From the records, pick out and copy each line containing "JSON".
----
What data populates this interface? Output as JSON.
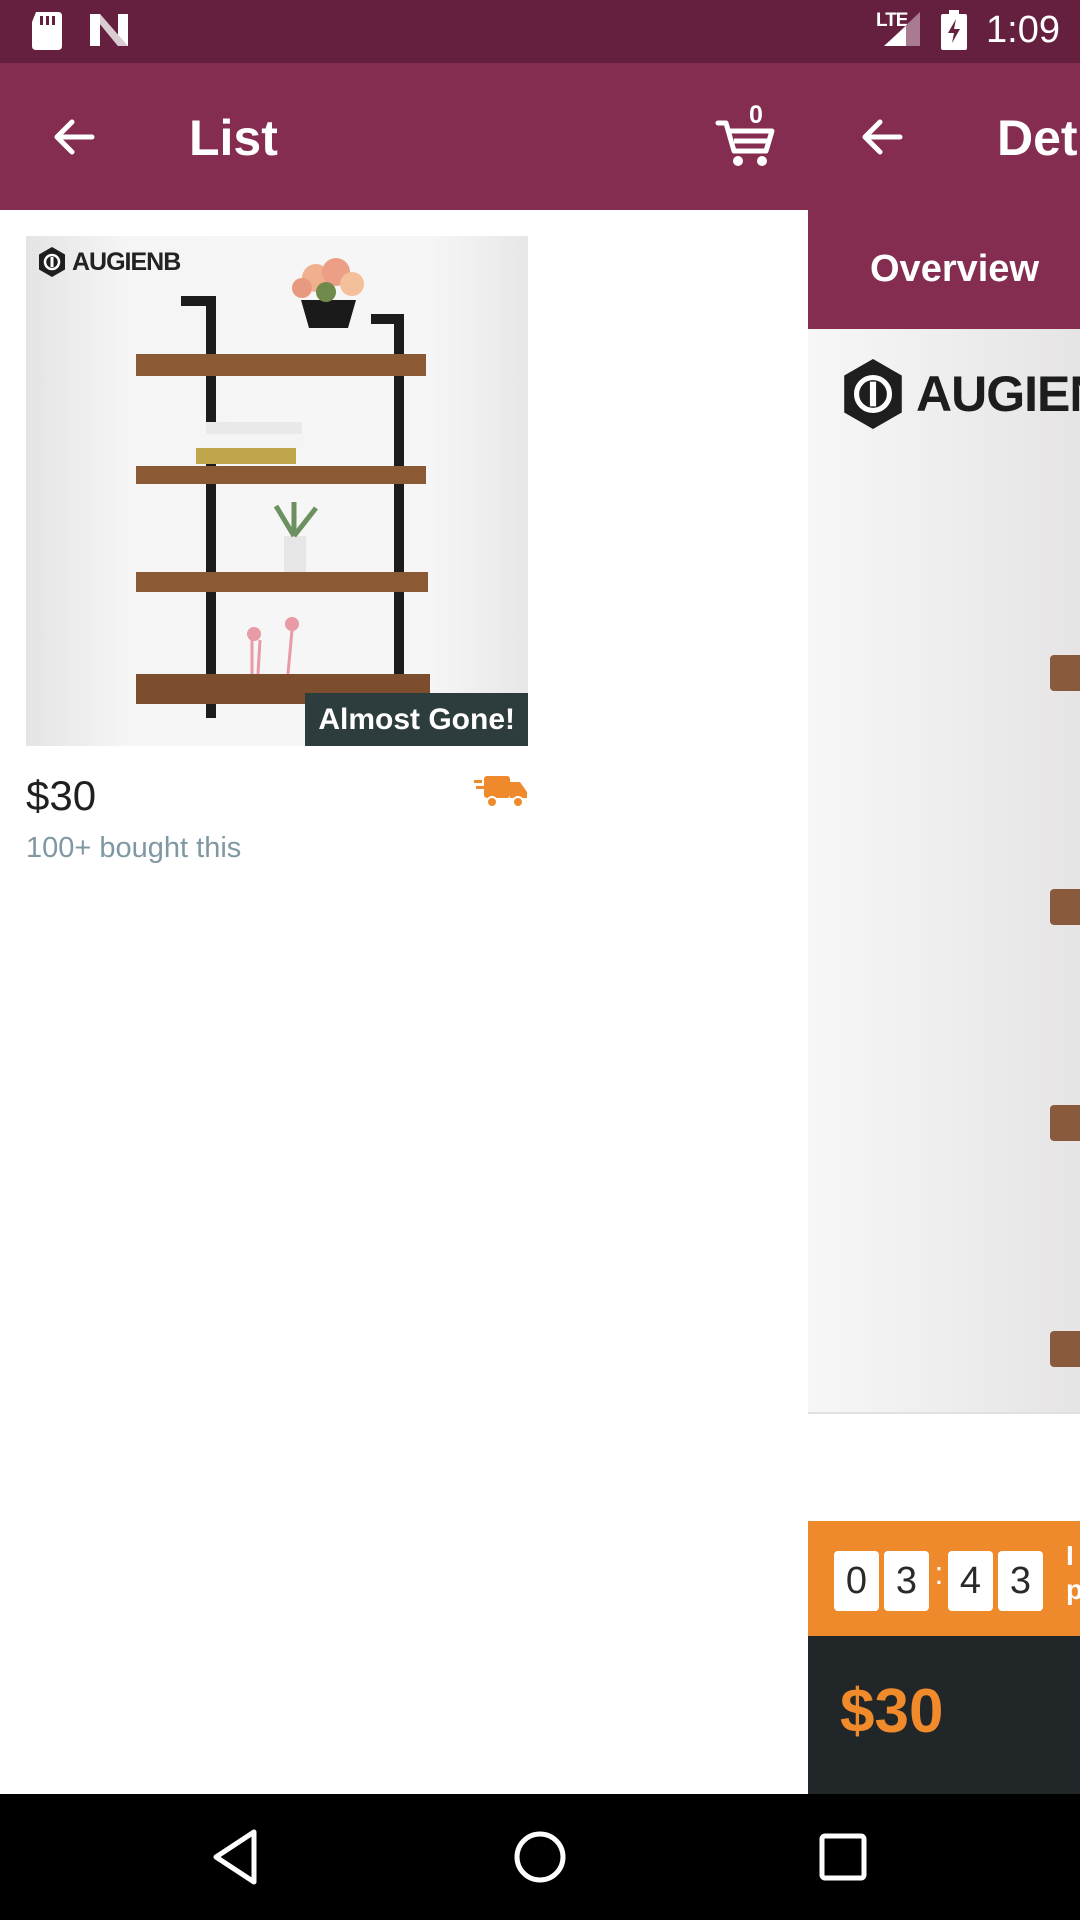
{
  "status_bar": {
    "network": "LTE",
    "time": "1:09",
    "icons": [
      "sd-card-icon",
      "n-notification-icon",
      "signal-icon",
      "battery-charging-icon"
    ]
  },
  "list_screen": {
    "title": "List",
    "cart_count": "0",
    "product": {
      "brand": "AUGIENB",
      "badge": "Almost Gone!",
      "price": "$30",
      "bought": "100+ bought this"
    }
  },
  "detail_screen": {
    "title": "Det",
    "tab": "Overview",
    "brand": "AUGIEN",
    "countdown": [
      "0",
      "3",
      "4",
      "3"
    ],
    "countdown_separator": ":",
    "promo_line1": "I",
    "promo_line2": "p",
    "price": "$30"
  },
  "colors": {
    "status_bar": "#65203f",
    "app_bar": "#842d51",
    "accent_orange": "#ef8a2c",
    "badge_bg": "#2d3c3c",
    "price_bar": "#212628"
  }
}
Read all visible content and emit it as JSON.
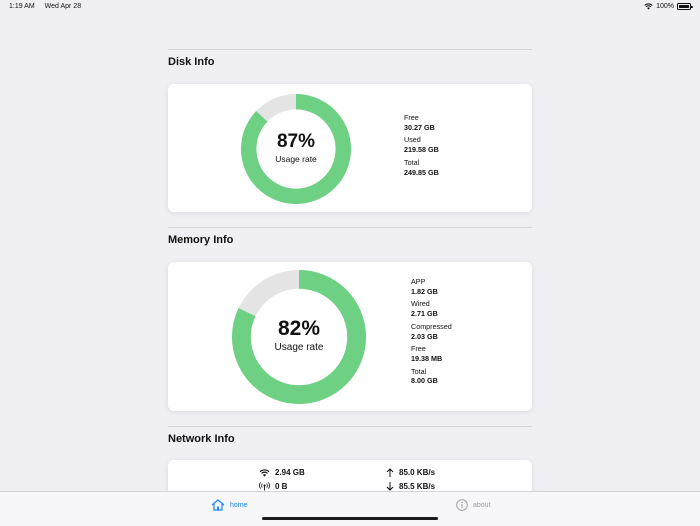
----
■ FULL RESPONSE:
What data populates this interface? Output as JSON.
Read all visible content and emit it as JSON.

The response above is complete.